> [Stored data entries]
______________________________
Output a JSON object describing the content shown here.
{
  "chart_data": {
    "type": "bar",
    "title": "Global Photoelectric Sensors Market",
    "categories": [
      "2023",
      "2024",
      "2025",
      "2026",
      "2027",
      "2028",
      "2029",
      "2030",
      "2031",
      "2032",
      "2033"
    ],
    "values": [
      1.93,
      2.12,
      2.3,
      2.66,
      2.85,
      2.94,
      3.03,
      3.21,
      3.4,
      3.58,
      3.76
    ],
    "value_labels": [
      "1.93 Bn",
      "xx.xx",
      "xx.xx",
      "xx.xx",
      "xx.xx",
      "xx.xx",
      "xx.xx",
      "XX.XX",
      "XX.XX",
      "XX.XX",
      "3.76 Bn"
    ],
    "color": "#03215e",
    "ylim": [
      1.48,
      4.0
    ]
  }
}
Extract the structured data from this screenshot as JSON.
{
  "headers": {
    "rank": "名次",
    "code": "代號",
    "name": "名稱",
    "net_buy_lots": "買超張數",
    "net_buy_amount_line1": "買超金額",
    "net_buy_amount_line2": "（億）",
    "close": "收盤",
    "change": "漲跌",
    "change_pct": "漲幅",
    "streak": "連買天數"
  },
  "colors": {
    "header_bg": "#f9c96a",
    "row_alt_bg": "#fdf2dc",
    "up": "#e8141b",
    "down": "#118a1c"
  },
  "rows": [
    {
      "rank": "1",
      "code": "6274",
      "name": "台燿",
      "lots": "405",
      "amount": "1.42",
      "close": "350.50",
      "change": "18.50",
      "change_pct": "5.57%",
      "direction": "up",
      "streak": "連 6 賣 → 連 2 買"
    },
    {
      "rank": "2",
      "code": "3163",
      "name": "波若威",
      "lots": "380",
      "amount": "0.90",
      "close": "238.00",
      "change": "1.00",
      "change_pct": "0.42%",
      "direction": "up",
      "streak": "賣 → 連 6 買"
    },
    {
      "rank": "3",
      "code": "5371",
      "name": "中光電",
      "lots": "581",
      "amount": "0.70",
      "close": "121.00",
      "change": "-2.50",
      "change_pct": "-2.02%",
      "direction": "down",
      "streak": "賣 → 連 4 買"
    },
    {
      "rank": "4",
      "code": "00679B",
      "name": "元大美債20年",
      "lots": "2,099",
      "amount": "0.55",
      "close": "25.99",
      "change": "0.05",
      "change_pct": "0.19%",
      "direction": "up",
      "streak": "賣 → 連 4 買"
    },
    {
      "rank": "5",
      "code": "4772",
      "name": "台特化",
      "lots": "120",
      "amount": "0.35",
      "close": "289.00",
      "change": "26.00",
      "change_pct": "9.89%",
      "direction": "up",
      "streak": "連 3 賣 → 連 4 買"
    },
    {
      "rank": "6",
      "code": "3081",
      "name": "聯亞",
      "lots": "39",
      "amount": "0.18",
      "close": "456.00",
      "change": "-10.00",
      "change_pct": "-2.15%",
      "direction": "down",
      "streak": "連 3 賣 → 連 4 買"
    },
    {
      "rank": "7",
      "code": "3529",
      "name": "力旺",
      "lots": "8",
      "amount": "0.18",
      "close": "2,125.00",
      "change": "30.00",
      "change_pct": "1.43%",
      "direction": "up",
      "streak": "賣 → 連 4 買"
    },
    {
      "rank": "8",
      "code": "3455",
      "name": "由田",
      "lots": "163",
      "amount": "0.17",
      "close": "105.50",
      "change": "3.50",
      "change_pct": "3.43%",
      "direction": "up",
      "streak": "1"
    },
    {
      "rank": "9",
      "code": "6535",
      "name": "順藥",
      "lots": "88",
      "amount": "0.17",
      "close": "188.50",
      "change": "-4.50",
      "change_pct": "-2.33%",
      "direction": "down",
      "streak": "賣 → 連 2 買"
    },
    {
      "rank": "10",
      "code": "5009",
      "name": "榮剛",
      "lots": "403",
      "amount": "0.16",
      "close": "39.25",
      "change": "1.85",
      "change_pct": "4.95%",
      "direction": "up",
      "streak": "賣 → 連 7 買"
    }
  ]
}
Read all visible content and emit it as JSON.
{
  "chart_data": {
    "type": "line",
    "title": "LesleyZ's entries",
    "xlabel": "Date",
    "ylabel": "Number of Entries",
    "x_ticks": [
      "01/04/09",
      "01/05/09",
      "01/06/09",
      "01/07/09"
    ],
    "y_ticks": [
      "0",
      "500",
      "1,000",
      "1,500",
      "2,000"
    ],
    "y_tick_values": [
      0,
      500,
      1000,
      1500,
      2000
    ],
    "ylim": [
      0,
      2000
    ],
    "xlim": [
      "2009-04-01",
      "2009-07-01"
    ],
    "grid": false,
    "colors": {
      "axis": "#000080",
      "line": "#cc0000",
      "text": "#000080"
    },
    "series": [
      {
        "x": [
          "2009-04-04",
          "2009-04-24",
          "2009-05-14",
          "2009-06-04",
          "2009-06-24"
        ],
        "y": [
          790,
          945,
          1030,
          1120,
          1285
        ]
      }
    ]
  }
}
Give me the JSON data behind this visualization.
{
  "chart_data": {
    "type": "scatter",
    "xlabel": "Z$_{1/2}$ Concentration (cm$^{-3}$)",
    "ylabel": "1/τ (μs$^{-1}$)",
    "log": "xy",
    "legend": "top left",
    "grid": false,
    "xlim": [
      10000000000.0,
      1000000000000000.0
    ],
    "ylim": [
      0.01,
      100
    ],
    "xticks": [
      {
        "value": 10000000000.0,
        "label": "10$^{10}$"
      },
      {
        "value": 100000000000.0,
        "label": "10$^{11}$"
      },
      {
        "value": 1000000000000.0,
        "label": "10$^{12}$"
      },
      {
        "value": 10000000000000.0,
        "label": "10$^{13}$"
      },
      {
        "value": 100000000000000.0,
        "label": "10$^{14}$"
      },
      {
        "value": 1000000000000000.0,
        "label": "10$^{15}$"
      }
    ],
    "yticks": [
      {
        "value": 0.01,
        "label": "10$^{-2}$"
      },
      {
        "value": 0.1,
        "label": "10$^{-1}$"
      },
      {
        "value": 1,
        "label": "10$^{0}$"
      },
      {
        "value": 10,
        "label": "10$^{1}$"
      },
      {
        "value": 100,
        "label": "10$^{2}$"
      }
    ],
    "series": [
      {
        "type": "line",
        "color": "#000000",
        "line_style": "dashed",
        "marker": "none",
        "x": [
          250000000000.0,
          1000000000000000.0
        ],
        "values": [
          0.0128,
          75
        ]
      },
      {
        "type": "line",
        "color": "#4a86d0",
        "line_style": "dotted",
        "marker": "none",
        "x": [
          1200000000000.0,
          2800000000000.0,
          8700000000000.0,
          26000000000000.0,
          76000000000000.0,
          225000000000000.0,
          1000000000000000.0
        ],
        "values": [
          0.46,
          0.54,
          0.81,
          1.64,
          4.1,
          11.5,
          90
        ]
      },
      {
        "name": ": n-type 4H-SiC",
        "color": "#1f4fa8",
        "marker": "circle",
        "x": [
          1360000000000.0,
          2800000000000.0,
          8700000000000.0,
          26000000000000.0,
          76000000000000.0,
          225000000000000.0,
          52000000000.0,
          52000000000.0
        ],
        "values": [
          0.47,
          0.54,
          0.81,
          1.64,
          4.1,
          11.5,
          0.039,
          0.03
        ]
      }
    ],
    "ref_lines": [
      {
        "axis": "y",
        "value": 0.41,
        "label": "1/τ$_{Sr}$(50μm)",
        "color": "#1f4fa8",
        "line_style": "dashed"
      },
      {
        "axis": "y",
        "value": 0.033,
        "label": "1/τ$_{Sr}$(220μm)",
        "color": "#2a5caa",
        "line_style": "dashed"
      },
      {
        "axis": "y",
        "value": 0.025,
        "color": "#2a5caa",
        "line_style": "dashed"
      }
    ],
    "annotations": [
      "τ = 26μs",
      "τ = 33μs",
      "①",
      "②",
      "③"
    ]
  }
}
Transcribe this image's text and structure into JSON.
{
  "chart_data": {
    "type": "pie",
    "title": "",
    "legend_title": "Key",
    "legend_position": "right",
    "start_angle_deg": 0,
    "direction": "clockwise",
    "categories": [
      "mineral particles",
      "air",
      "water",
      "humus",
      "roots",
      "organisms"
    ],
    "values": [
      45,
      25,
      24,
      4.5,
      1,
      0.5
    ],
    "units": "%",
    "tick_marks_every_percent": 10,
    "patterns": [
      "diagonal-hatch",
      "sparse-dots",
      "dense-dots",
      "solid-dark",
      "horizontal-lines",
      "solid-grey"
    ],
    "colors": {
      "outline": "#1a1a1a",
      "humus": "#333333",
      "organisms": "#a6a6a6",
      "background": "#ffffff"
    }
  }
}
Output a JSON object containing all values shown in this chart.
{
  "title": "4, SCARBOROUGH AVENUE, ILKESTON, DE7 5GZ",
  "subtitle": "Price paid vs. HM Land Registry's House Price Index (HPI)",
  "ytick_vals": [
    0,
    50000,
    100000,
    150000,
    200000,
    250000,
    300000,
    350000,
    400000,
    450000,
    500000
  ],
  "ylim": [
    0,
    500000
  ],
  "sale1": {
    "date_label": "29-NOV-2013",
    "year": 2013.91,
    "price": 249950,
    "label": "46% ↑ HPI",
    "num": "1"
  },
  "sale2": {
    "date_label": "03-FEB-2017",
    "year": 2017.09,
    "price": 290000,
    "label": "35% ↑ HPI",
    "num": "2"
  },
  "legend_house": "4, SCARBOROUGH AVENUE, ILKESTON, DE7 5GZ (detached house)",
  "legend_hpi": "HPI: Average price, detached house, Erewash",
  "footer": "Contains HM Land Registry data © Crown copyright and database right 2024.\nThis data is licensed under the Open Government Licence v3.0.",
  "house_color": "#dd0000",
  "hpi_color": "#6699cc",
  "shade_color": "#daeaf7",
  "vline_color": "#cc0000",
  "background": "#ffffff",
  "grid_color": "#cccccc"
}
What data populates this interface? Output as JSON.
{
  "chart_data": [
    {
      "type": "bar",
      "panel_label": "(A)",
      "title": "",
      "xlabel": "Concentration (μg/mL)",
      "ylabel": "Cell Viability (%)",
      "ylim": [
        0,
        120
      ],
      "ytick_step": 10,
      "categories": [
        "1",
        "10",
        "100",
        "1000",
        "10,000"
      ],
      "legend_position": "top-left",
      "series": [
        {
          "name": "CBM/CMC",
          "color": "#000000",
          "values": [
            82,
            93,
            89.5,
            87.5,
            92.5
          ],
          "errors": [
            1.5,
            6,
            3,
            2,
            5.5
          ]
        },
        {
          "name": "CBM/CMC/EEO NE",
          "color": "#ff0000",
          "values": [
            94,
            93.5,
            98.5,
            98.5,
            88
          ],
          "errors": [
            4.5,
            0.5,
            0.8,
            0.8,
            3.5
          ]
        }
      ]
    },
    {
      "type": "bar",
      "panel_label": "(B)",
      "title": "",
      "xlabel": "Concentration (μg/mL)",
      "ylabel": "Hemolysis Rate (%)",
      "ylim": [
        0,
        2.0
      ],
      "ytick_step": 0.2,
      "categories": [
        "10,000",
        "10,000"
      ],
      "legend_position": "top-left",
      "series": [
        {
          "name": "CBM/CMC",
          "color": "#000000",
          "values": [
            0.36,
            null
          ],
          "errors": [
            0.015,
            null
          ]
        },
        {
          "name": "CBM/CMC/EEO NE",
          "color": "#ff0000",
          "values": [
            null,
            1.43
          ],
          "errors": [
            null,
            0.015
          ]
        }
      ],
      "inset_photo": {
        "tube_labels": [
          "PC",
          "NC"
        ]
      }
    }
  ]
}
______________________________
> [Written exercise] Go through the listing above and work out how many lines contain the string "JSON". Reply with the number alone.

> [Written answer] 7